**MATERIAL SHOWN:**

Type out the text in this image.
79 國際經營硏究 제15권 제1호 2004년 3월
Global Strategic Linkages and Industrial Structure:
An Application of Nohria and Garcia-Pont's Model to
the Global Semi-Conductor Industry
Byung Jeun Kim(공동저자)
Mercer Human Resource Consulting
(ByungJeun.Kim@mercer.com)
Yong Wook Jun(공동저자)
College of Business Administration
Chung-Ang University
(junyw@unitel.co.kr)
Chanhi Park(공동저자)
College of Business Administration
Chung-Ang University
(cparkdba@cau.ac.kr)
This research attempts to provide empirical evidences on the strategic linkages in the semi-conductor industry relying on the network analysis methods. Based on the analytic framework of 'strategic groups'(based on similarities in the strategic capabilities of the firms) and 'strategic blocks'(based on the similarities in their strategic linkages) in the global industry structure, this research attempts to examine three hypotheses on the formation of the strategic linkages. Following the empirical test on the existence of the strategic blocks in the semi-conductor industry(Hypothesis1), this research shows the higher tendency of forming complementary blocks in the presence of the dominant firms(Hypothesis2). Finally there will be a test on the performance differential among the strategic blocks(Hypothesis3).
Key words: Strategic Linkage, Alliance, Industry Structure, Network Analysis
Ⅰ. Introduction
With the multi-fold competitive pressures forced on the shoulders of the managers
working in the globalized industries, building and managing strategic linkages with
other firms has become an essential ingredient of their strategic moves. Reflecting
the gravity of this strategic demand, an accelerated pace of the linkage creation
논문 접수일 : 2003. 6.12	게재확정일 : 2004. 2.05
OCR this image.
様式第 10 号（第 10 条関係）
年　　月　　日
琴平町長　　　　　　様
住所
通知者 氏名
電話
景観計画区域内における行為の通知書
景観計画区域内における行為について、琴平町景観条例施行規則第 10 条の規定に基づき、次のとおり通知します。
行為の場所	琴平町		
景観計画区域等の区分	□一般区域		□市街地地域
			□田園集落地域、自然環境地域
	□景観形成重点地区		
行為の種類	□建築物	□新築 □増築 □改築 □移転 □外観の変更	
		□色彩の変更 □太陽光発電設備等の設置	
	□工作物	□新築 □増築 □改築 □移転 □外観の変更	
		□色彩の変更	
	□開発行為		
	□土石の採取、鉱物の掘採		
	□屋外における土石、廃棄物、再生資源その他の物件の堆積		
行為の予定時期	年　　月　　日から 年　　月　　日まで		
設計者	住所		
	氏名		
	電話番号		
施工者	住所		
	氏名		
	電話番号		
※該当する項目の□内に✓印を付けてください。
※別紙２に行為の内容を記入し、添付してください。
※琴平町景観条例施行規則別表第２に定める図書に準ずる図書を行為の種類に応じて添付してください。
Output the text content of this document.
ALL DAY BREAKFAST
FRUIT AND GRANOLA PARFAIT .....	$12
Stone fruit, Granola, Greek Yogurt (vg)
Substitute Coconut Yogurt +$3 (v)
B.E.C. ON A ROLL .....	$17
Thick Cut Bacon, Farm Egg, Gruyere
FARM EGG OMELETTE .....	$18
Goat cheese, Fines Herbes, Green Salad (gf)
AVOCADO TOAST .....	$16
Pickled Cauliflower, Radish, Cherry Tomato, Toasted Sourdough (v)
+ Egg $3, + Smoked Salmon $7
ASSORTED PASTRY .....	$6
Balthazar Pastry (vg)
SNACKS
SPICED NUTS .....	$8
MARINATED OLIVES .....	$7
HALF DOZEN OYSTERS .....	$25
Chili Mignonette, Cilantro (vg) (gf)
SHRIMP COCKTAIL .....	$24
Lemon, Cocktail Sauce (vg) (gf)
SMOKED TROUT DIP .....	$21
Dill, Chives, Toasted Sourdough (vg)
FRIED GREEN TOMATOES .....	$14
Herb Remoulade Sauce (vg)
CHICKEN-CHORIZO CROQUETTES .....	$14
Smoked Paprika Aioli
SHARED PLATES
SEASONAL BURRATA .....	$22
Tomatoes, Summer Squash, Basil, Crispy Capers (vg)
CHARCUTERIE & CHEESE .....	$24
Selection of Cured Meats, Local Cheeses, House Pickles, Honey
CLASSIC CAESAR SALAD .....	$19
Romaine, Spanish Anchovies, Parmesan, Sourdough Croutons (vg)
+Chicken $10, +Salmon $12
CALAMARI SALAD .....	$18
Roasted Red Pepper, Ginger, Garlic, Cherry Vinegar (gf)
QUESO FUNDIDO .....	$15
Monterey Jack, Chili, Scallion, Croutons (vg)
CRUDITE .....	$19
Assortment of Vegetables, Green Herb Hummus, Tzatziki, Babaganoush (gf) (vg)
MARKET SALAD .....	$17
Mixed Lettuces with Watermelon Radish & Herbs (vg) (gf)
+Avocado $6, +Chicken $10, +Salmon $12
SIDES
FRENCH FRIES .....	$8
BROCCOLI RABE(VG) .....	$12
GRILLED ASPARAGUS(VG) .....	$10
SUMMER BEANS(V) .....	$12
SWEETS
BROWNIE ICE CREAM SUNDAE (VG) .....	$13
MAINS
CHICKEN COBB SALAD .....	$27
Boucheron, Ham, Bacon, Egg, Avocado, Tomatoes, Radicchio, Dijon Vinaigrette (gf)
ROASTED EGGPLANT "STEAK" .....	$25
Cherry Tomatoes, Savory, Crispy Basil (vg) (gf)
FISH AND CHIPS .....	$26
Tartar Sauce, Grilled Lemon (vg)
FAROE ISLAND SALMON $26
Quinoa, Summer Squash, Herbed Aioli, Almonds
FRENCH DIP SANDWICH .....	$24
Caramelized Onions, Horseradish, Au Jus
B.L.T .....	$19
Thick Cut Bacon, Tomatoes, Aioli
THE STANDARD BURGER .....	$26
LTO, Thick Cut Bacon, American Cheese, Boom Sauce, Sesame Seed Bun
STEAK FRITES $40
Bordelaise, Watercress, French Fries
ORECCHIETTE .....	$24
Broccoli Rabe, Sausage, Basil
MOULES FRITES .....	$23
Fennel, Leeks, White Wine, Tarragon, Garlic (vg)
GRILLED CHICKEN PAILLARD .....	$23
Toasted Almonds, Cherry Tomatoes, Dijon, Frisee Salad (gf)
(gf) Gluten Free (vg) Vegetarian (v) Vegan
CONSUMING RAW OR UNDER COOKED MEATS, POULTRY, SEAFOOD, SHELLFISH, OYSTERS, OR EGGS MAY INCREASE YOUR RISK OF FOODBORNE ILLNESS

**WHAT TO DO:** The entries above must be returned exactly.

**OUTPUT FOR THIS EXERCISE:**
Type out the text in this image.
79 國際經營硏究 제15권 제1호 2004년 3월
Global Strategic Linkages and Industrial Structure:
An Application of Nohria and Garcia-Pont's Model to
the Global Semi-Conductor Industry
Byung Jeun Kim(공동저자)
Mercer Human Resource Consulting
(ByungJeun.Kim@mercer.com)
Yong Wook Jun(공동저자)
College of Business Administration
Chung-Ang University
(junyw@unitel.co.kr)
Chanhi Park(공동저자)
College of Business Administration
Chung-Ang University
(cparkdba@cau.ac.kr)
This research attempts to provide empirical evidences on the strategic linkages in the semi-conductor industry relying on the network analysis methods. Based on the analytic framework of 'strategic groups'(based on similarities in the strategic capabilities of the firms) and 'strategic blocks'(based on the similarities in their strategic linkages) in the global industry structure, this research attempts to examine three hypotheses on the formation of the strategic linkages. Following the empirical test on the existence of the strategic blocks in the semi-conductor industry(Hypothesis1), this research shows the higher tendency of forming complementary blocks in the presence of the dominant firms(Hypothesis2). Finally there will be a test on the performance differential among the strategic blocks(Hypothesis3).
Key words: Strategic Linkage, Alliance, Industry Structure, Network Analysis
Ⅰ. Introduction
With the multi-fold competitive pressures forced on the shoulders of the managers
working in the globalized industries, building and managing strategic linkages with
other firms has become an essential ingredient of their strategic moves. Reflecting
the gravity of this strategic demand, an accelerated pace of the linkage creation
논문 접수일 : 2003. 6.12	게재확정일 : 2004. 2.05
OCR this image.
様式第 10 号（第 10 条関係）
年　　月　　日
琴平町長　　　　　　様
住所
通知者 氏名
電話
景観計画区域内における行為の通知書
景観計画区域内における行為について、琴平町景観条例施行規則第 10 条の規定に基づき、次のとおり通知します。
行為の場所	琴平町		
景観計画区域等の区分	□一般区域		□市街地地域
			□田園集落地域、自然環境地域
	□景観形成重点地区		
行為の種類	□建築物	□新築 □増築 □改築 □移転 □外観の変更	
		□色彩の変更 □太陽光発電設備等の設置	
	□工作物	□新築 □増築 □改築 □移転 □外観の変更	
		□色彩の変更	
	□開発行為		
	□土石の採取、鉱物の掘採		
	□屋外における土石、廃棄物、再生資源その他の物件の堆積		
行為の予定時期	年　　月　　日から 年　　月　　日まで		
設計者	住所		
	氏名		
	電話番号		
施工者	住所		
	氏名		
	電話番号		
※該当する項目の□内に✓印を付けてください。
※別紙２に行為の内容を記入し、添付してください。
※琴平町景観条例施行規則別表第２に定める図書に準ずる図書を行為の種類に応じて添付してください。
Output the text content of this document.
ALL DAY BREAKFAST
FRUIT AND GRANOLA PARFAIT .....	$12
Stone fruit, Granola, Greek Yogurt (vg)
Substitute Coconut Yogurt +$3 (v)
B.E.C. ON A ROLL .....	$17
Thick Cut Bacon, Farm Egg, Gruyere
FARM EGG OMELETTE .....	$18
Goat cheese, Fines Herbes, Green Salad (gf)
AVOCADO TOAST .....	$16
Pickled Cauliflower, Radish, Cherry Tomato, Toasted Sourdough (v)
+ Egg $3, + Smoked Salmon $7
ASSORTED PASTRY .....	$6
Balthazar Pastry (vg)
SNACKS
SPICED NUTS .....	$8
MARINATED OLIVES .....	$7
HALF DOZEN OYSTERS .....	$25
Chili Mignonette, Cilantro (vg) (gf)
SHRIMP COCKTAIL .....	$24
Lemon, Cocktail Sauce (vg) (gf)
SMOKED TROUT DIP .....	$21
Dill, Chives, Toasted Sourdough (vg)
FRIED GREEN TOMATOES .....	$14
Herb Remoulade Sauce (vg)
CHICKEN-CHORIZO CROQUETTES .....	$14
Smoked Paprika Aioli
SHARED PLATES
SEASONAL BURRATA .....	$22
Tomatoes, Summer Squash, Basil, Crispy Capers (vg)
CHARCUTERIE & CHEESE .....	$24
Selection of Cured Meats, Local Cheeses, House Pickles, Honey
CLASSIC CAESAR SALAD .....	$19
Romaine, Spanish Anchovies, Parmesan, Sourdough Croutons (vg)
+Chicken $10, +Salmon $12
CALAMARI SALAD .....	$18
Roasted Red Pepper, Ginger, Garlic, Cherry Vinegar (gf)
QUESO FUNDIDO .....	$15
Monterey Jack, Chili, Scallion, Croutons (vg)
CRUDITE .....	$19
Assortment of Vegetables, Green Herb Hummus, Tzatziki, Babaganoush (gf) (vg)
MARKET SALAD .....	$17
Mixed Lettuces with Watermelon Radish & Herbs (vg) (gf)
+Avocado $6, +Chicken $10, +Salmon $12
SIDES
FRENCH FRIES .....	$8
BROCCOLI RABE(VG) .....	$12
GRILLED ASPARAGUS(VG) .....	$10
SUMMER BEANS(V) .....	$12
SWEETS
BROWNIE ICE CREAM SUNDAE (VG) .....	$13
MAINS
CHICKEN COBB SALAD .....	$27
Boucheron, Ham, Bacon, Egg, Avocado, Tomatoes, Radicchio, Dijon Vinaigrette (gf)
ROASTED EGGPLANT "STEAK" .....	$25
Cherry Tomatoes, Savory, Crispy Basil (vg) (gf)
FISH AND CHIPS .....	$26
Tartar Sauce, Grilled Lemon (vg)
FAROE ISLAND SALMON $26
Quinoa, Summer Squash, Herbed Aioli, Almonds
FRENCH DIP SANDWICH .....	$24
Caramelized Onions, Horseradish, Au Jus
B.L.T .....	$19
Thick Cut Bacon, Tomatoes, Aioli
THE STANDARD BURGER .....	$26
LTO, Thick Cut Bacon, American Cheese, Boom Sauce, Sesame Seed Bun
STEAK FRITES $40
Bordelaise, Watercress, French Fries
ORECCHIETTE .....	$24
Broccoli Rabe, Sausage, Basil
MOULES FRITES .....	$23
Fennel, Leeks, White Wine, Tarragon, Garlic (vg)
GRILLED CHICKEN PAILLARD .....	$23
Toasted Almonds, Cherry Tomatoes, Dijon, Frisee Salad (gf)
(gf) Gluten Free (vg) Vegetarian (v) Vegan
CONSUMING RAW OR UNDER COOKED MEATS, POULTRY, SEAFOOD, SHELLFISH, OYSTERS, OR EGGS MAY INCREASE YOUR RISK OF FOODBORNE ILLNESS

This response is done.